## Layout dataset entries
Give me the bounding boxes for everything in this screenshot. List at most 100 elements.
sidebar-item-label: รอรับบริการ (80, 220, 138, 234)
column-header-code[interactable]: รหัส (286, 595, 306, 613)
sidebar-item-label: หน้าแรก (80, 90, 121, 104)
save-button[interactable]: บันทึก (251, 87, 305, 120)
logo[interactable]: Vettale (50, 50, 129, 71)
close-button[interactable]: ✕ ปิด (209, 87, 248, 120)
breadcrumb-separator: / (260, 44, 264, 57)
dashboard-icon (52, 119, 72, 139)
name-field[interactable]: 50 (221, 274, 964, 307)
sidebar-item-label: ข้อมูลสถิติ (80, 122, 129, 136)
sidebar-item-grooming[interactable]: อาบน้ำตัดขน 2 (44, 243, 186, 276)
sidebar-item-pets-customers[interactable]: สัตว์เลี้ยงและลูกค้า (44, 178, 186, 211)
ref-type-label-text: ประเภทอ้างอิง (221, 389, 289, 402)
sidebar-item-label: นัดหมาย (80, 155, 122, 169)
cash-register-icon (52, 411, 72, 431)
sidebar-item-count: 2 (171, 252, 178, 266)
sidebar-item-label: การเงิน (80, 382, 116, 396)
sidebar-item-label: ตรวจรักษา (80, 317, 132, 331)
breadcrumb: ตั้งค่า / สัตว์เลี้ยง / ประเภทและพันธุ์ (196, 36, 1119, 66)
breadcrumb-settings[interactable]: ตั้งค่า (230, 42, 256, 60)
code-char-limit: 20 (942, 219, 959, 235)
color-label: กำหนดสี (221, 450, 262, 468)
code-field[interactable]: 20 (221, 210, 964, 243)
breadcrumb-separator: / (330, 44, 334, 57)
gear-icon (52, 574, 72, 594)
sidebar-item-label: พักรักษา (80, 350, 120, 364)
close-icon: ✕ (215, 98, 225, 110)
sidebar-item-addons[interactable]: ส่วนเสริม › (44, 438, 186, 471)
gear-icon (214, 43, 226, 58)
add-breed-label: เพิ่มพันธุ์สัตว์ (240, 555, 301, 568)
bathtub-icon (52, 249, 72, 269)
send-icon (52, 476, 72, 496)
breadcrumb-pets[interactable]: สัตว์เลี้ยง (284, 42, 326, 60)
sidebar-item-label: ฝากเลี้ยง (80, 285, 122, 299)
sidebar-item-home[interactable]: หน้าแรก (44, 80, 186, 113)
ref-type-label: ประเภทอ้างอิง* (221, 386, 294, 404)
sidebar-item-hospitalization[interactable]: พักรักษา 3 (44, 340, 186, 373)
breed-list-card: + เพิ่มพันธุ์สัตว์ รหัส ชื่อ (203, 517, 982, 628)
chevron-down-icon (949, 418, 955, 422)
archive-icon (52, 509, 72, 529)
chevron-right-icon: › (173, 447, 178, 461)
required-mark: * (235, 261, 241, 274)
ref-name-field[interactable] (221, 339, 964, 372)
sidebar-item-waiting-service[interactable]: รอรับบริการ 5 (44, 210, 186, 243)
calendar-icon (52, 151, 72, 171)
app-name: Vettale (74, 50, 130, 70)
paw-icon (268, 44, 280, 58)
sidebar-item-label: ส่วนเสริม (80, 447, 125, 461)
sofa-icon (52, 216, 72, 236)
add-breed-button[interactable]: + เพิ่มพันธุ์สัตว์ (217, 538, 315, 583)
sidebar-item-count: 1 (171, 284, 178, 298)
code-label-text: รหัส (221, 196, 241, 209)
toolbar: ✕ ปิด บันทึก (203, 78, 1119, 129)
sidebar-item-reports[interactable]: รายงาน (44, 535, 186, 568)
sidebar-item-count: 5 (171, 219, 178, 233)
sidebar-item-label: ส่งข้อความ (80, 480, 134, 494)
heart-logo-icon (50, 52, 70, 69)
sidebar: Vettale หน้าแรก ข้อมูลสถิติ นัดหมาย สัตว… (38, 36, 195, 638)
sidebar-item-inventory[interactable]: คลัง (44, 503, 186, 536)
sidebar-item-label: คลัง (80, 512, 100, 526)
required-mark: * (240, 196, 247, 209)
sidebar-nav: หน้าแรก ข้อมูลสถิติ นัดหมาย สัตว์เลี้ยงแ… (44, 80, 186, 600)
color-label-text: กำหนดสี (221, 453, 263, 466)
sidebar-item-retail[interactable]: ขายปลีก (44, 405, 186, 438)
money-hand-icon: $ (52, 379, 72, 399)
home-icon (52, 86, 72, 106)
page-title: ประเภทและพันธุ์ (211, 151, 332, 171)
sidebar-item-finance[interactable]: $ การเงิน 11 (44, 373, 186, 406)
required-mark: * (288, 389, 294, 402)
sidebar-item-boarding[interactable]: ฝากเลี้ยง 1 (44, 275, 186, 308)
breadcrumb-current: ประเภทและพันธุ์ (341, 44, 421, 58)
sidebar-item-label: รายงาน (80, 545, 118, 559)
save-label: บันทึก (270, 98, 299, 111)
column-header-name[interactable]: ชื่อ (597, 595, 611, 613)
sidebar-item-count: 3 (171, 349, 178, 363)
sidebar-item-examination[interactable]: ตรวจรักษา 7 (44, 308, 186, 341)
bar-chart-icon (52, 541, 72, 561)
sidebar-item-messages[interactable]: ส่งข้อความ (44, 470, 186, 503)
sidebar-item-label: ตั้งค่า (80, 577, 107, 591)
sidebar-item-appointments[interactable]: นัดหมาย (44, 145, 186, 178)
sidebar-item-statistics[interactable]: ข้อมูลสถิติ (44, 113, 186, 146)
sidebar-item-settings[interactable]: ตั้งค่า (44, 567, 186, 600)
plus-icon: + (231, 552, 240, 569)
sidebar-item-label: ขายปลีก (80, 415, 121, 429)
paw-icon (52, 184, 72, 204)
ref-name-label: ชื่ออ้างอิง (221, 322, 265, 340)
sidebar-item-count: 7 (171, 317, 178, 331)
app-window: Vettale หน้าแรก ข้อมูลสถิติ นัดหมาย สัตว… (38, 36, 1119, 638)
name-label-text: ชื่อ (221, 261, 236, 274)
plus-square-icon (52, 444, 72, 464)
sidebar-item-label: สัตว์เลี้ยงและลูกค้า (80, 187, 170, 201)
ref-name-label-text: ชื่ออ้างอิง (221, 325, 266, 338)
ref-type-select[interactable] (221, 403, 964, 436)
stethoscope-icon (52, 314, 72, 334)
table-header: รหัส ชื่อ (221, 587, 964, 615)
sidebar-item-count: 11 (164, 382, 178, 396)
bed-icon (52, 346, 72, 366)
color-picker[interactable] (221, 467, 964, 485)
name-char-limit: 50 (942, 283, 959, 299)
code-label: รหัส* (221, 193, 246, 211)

## TASK STATEMENT
Reproduce every line of the items above verbatim, with no changes.

## COMPLETE RESPONSE
Give me the bounding boxes for everything in this screenshot. List at most 100 elements.
sidebar-item-label: รอรับบริการ (80, 220, 138, 234)
column-header-code[interactable]: รหัส (286, 595, 306, 613)
sidebar-item-label: หน้าแรก (80, 90, 121, 104)
save-button[interactable]: บันทึก (251, 87, 305, 120)
logo[interactable]: Vettale (50, 50, 129, 71)
close-button[interactable]: ✕ ปิด (209, 87, 248, 120)
breadcrumb-separator: / (260, 44, 264, 57)
dashboard-icon (52, 119, 72, 139)
name-field[interactable]: 50 (221, 274, 964, 307)
sidebar-item-label: ข้อมูลสถิติ (80, 122, 129, 136)
sidebar-item-grooming[interactable]: อาบน้ำตัดขน 2 (44, 243, 186, 276)
sidebar-item-pets-customers[interactable]: สัตว์เลี้ยงและลูกค้า (44, 178, 186, 211)
ref-type-label-text: ประเภทอ้างอิง (221, 389, 289, 402)
sidebar-item-label: นัดหมาย (80, 155, 122, 169)
cash-register-icon (52, 411, 72, 431)
sidebar-item-count: 2 (171, 252, 178, 266)
sidebar-item-label: การเงิน (80, 382, 116, 396)
sidebar-item-label: ตรวจรักษา (80, 317, 132, 331)
breadcrumb: ตั้งค่า / สัตว์เลี้ยง / ประเภทและพันธุ์ (196, 36, 1119, 66)
breadcrumb-settings[interactable]: ตั้งค่า (230, 42, 256, 60)
code-char-limit: 20 (942, 219, 959, 235)
color-label: กำหนดสี (221, 450, 262, 468)
code-field[interactable]: 20 (221, 210, 964, 243)
breadcrumb-separator: / (330, 44, 334, 57)
gear-icon (52, 574, 72, 594)
sidebar-item-label: พักรักษา (80, 350, 120, 364)
close-icon: ✕ (215, 98, 225, 110)
sidebar-item-addons[interactable]: ส่วนเสริม › (44, 438, 186, 471)
gear-icon (214, 43, 226, 58)
add-breed-label: เพิ่มพันธุ์สัตว์ (240, 555, 301, 568)
bathtub-icon (52, 249, 72, 269)
send-icon (52, 476, 72, 496)
breadcrumb-pets[interactable]: สัตว์เลี้ยง (284, 42, 326, 60)
sidebar-item-label: ฝากเลี้ยง (80, 285, 122, 299)
sidebar-item-home[interactable]: หน้าแรก (44, 80, 186, 113)
ref-type-label: ประเภทอ้างอิง* (221, 386, 294, 404)
sidebar-item-hospitalization[interactable]: พักรักษา 3 (44, 340, 186, 373)
breed-list-card: + เพิ่มพันธุ์สัตว์ รหัส ชื่อ (203, 517, 982, 628)
chevron-down-icon (949, 418, 955, 422)
archive-icon (52, 509, 72, 529)
chevron-right-icon: › (173, 447, 178, 461)
required-mark: * (235, 261, 241, 274)
ref-name-field[interactable] (221, 339, 964, 372)
sidebar-item-waiting-service[interactable]: รอรับบริการ 5 (44, 210, 186, 243)
calendar-icon (52, 151, 72, 171)
app-name: Vettale (74, 50, 130, 70)
paw-icon (268, 44, 280, 58)
sidebar-item-label: ส่วนเสริม (80, 447, 125, 461)
sofa-icon (52, 216, 72, 236)
add-breed-button[interactable]: + เพิ่มพันธุ์สัตว์ (217, 538, 315, 583)
sidebar-item-count: 1 (171, 284, 178, 298)
code-label-text: รหัส (221, 196, 241, 209)
toolbar: ✕ ปิด บันทึก (203, 78, 1119, 129)
sidebar-item-reports[interactable]: รายงาน (44, 535, 186, 568)
sidebar-item-count: 5 (171, 219, 178, 233)
sidebar-item-label: ส่งข้อความ (80, 480, 134, 494)
heart-logo-icon (50, 52, 70, 69)
sidebar: Vettale หน้าแรก ข้อมูลสถิติ นัดหมาย สัตว… (38, 36, 195, 638)
sidebar-item-inventory[interactable]: คลัง (44, 503, 186, 536)
sidebar-item-label: คลัง (80, 512, 100, 526)
required-mark: * (240, 196, 247, 209)
sidebar-nav: หน้าแรก ข้อมูลสถิติ นัดหมาย สัตว์เลี้ยงแ… (44, 80, 186, 600)
color-label-text: กำหนดสี (221, 453, 263, 466)
sidebar-item-retail[interactable]: ขายปลีก (44, 405, 186, 438)
money-hand-icon: $ (52, 379, 72, 399)
home-icon (52, 86, 72, 106)
page-title: ประเภทและพันธุ์ (211, 151, 332, 171)
sidebar-item-finance[interactable]: $ การเงิน 11 (44, 373, 186, 406)
required-mark: * (288, 389, 294, 402)
sidebar-item-boarding[interactable]: ฝากเลี้ยง 1 (44, 275, 186, 308)
breadcrumb-current: ประเภทและพันธุ์ (341, 44, 421, 58)
sidebar-item-label: รายงาน (80, 545, 118, 559)
save-label: บันทึก (270, 98, 299, 111)
column-header-name[interactable]: ชื่อ (597, 595, 611, 613)
sidebar-item-count: 3 (171, 349, 178, 363)
sidebar-item-examination[interactable]: ตรวจรักษา 7 (44, 308, 186, 341)
bar-chart-icon (52, 541, 72, 561)
sidebar-item-messages[interactable]: ส่งข้อความ (44, 470, 186, 503)
sidebar-item-label: ตั้งค่า (80, 577, 107, 591)
sidebar-item-appointments[interactable]: นัดหมาย (44, 145, 186, 178)
sidebar-item-statistics[interactable]: ข้อมูลสถิติ (44, 113, 186, 146)
sidebar-item-settings[interactable]: ตั้งค่า (44, 567, 186, 600)
plus-icon: + (231, 552, 240, 569)
sidebar-item-label: ขายปลีก (80, 415, 121, 429)
paw-icon (52, 184, 72, 204)
ref-name-label: ชื่ออ้างอิง (221, 322, 265, 340)
sidebar-item-count: 7 (171, 317, 178, 331)
app-window: Vettale หน้าแรก ข้อมูลสถิติ นัดหมาย สัตว… (38, 36, 1119, 638)
name-label-text: ชื่อ (221, 261, 236, 274)
plus-square-icon (52, 444, 72, 464)
sidebar-item-label: สัตว์เลี้ยงและลูกค้า (80, 187, 170, 201)
ref-name-label-text: ชื่ออ้างอิง (221, 325, 266, 338)
ref-type-select[interactable] (221, 403, 964, 436)
stethoscope-icon (52, 314, 72, 334)
table-header: รหัส ชื่อ (221, 587, 964, 615)
sidebar-item-count: 11 (164, 382, 178, 396)
bed-icon (52, 346, 72, 366)
color-picker[interactable] (221, 467, 964, 485)
name-char-limit: 50 (942, 283, 959, 299)
code-label: รหัส* (221, 193, 246, 211)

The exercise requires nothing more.